TASK TO CARRY OUT: The answer is the line with "Give me the" and every line after it to the end of the listing, retyped exactly. Pictures do not belong in it.

— START OF GIVEN DATA —

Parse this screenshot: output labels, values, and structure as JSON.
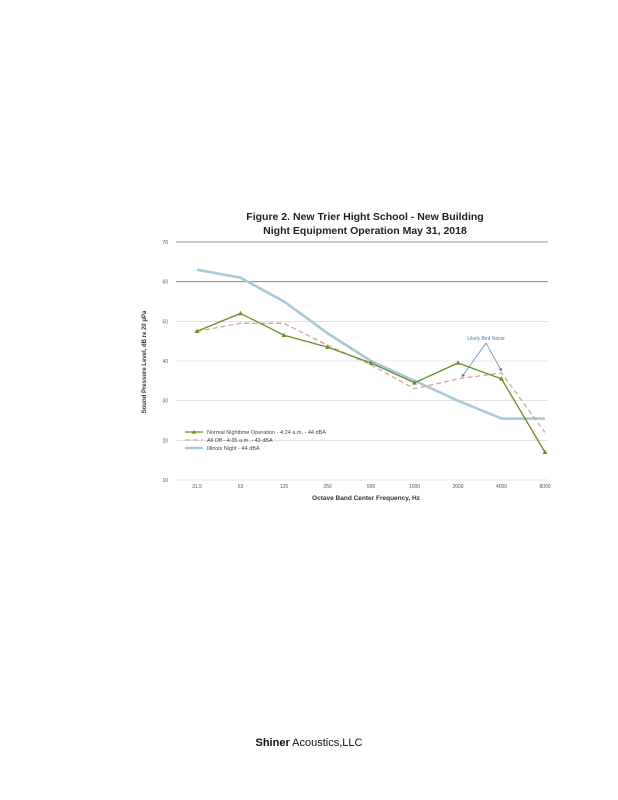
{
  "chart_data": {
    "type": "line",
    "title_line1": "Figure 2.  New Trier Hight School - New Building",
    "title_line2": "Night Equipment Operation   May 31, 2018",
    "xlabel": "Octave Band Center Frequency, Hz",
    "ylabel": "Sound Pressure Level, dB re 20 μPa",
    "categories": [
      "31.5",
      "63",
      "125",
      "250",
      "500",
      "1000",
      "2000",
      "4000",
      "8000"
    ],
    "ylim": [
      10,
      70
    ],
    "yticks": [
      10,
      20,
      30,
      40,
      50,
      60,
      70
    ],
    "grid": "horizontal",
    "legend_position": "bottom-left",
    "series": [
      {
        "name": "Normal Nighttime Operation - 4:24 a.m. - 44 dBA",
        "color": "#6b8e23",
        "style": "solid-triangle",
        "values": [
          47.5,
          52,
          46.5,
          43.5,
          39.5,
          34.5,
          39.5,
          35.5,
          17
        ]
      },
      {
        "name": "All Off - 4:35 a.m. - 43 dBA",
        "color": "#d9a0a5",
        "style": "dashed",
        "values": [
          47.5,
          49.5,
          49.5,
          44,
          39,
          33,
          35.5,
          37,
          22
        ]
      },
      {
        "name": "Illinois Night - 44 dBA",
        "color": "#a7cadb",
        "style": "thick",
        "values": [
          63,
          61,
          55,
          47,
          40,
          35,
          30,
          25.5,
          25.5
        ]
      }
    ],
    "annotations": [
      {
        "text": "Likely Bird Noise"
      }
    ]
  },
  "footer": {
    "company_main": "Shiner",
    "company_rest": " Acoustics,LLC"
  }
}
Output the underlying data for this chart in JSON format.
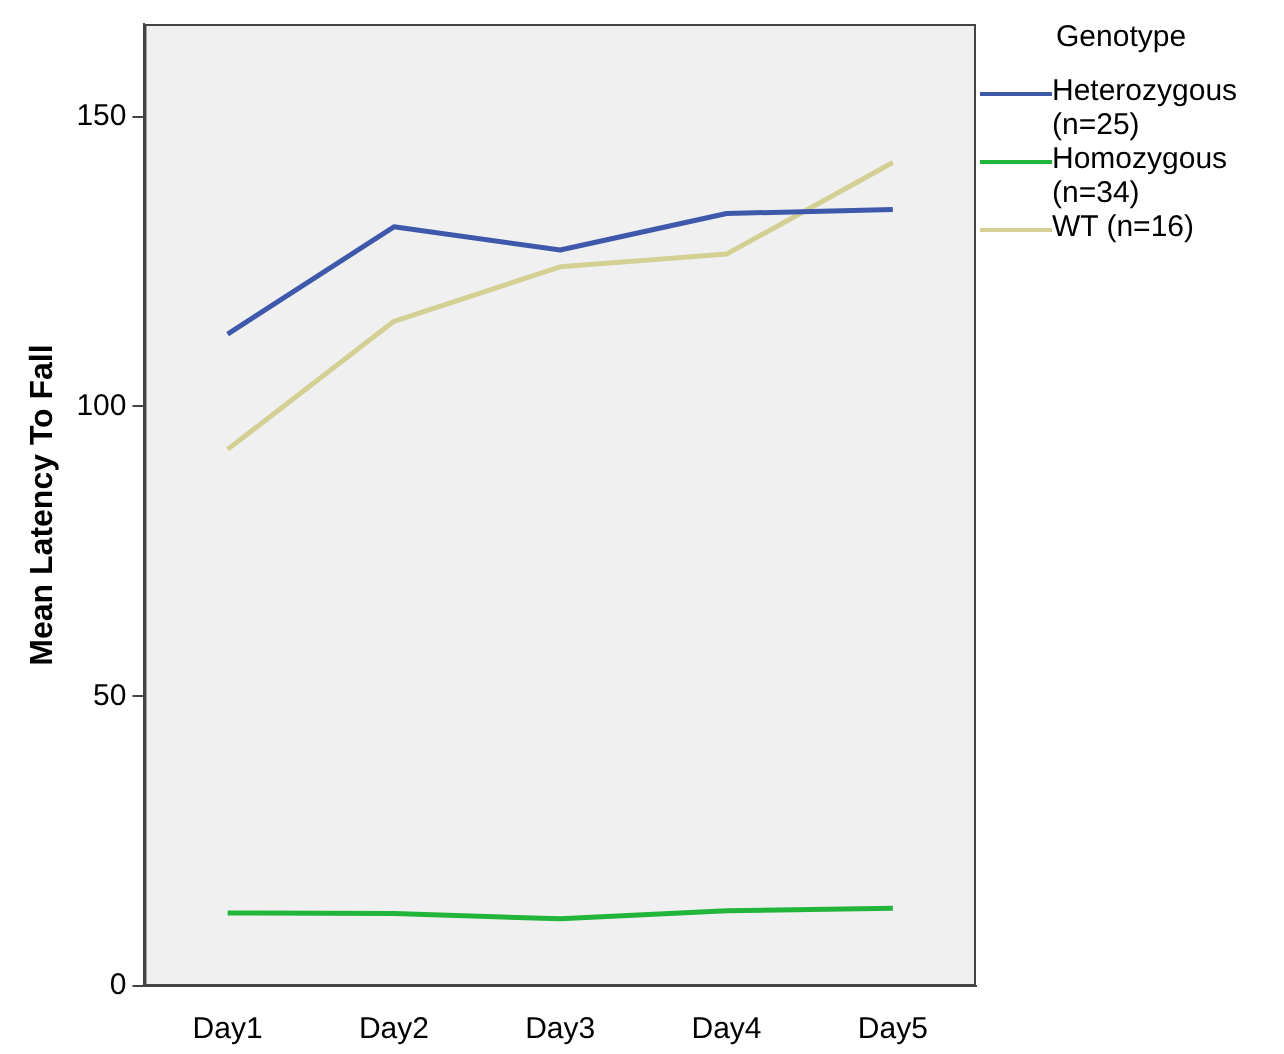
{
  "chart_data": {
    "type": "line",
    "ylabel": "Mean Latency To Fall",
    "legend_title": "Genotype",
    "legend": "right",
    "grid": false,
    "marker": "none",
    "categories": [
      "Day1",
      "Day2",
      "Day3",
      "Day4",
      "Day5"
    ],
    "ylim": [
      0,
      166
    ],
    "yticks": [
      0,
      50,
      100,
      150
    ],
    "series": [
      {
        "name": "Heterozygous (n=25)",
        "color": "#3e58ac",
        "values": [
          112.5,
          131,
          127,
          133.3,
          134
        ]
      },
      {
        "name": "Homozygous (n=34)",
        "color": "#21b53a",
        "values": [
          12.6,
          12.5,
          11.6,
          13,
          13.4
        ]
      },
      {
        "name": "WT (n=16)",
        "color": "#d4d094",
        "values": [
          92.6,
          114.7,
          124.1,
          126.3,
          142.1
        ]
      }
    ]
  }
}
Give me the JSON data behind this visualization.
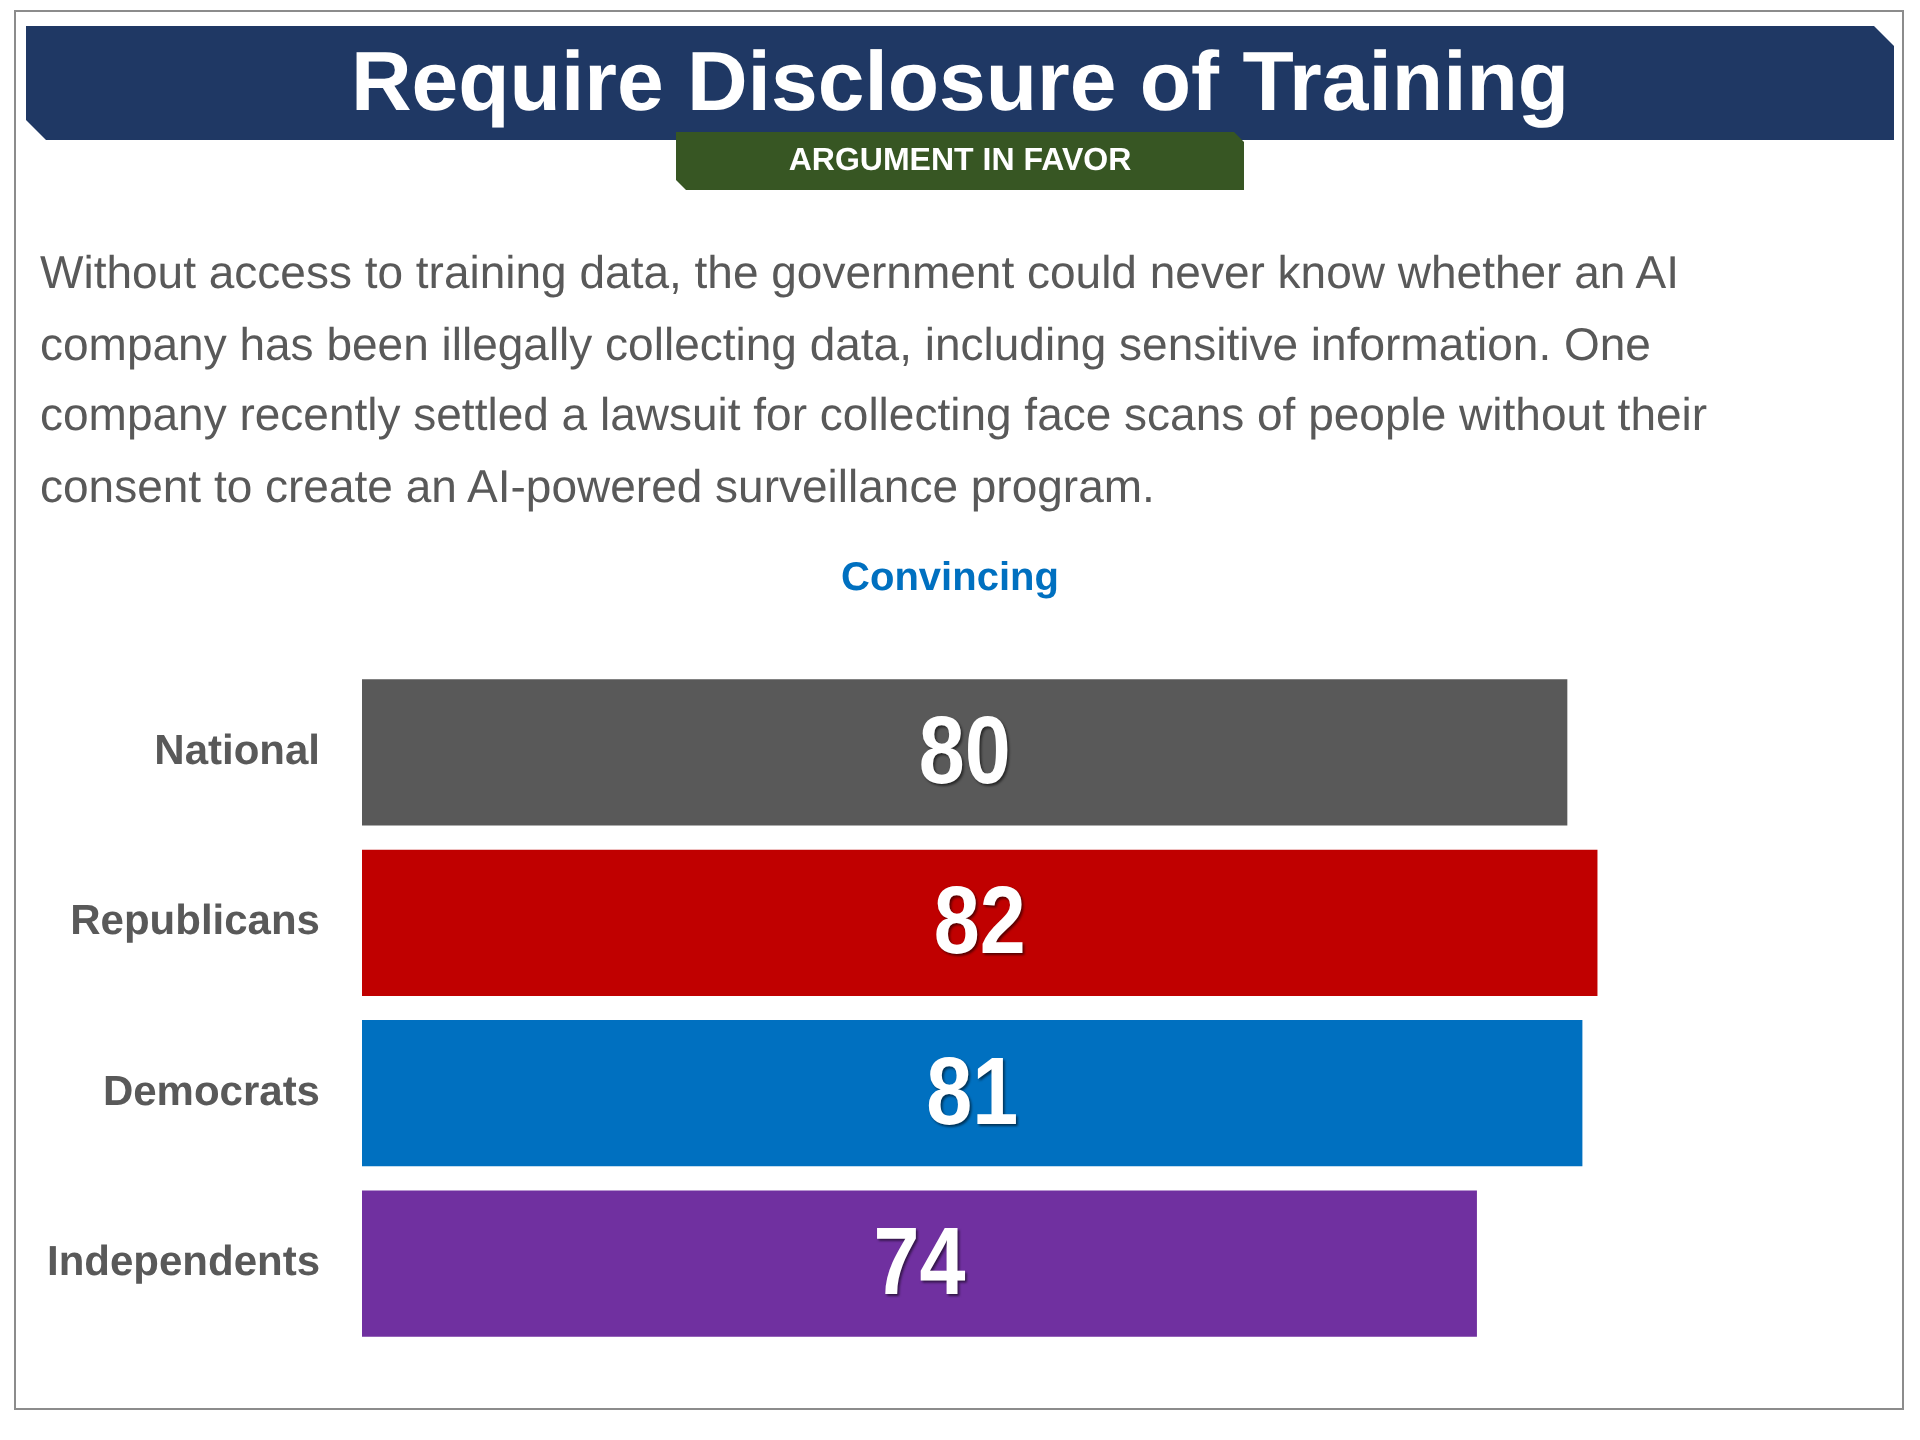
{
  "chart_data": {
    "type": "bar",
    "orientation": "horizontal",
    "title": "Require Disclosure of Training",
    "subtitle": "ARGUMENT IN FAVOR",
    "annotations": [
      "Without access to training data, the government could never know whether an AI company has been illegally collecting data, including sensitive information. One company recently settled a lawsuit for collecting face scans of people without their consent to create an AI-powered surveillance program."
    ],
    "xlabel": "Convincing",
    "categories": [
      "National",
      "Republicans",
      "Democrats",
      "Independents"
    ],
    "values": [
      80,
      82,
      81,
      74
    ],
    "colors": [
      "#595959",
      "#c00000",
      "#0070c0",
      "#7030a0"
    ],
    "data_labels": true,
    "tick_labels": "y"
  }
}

— END OF GIVEN DATA —

IN RESPONSE:
Give me the JSON data behind this visualization.
{
  "chart_data": {
    "type": "bar",
    "orientation": "horizontal",
    "title": "Require Disclosure of Training",
    "subtitle": "ARGUMENT IN FAVOR",
    "annotations": [
      "Without access to training data, the government could never know whether an AI company has been illegally collecting data, including sensitive information. One company recently settled a lawsuit for collecting face scans of people without their consent to create an AI-powered surveillance program."
    ],
    "xlabel": "Convincing",
    "categories": [
      "National",
      "Republicans",
      "Democrats",
      "Independents"
    ],
    "values": [
      80,
      82,
      81,
      74
    ],
    "colors": [
      "#595959",
      "#c00000",
      "#0070c0",
      "#7030a0"
    ],
    "data_labels": true,
    "tick_labels": "y"
  }
}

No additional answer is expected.